--- START Supplied entries ---

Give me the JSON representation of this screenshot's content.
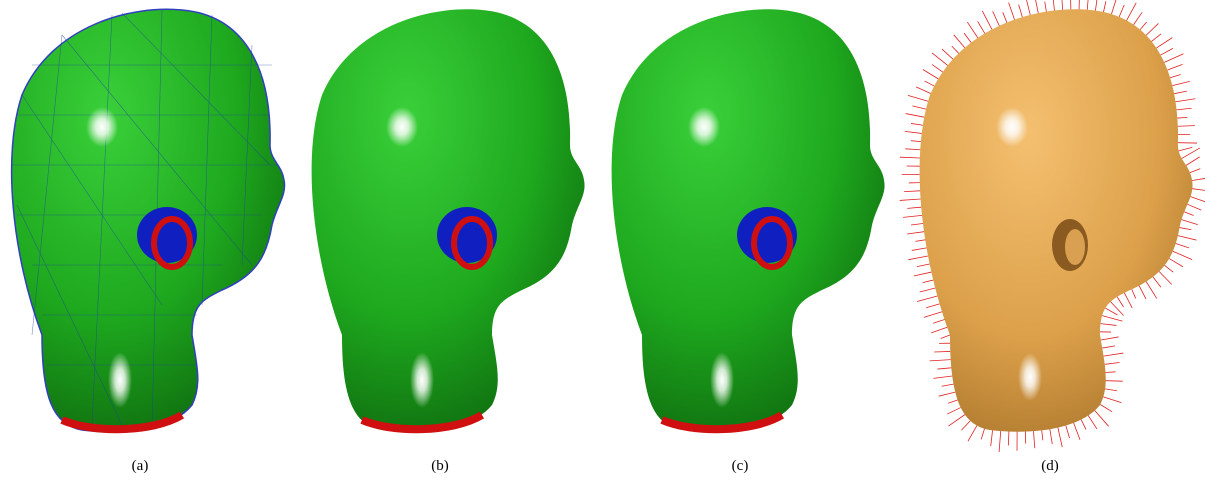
{
  "figure": {
    "captions": [
      "(a)",
      "(b)",
      "(c)",
      "(d)"
    ]
  }
}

--- END Supplied entries ---

What to produce ::
Print the complete listing exactly, apart from any pictures.

Correct result ::
Give me the JSON representation of this screenshot's content.
{
  "figure": {
    "captions": [
      "(a)",
      "(b)",
      "(c)",
      "(d)"
    ]
  }
}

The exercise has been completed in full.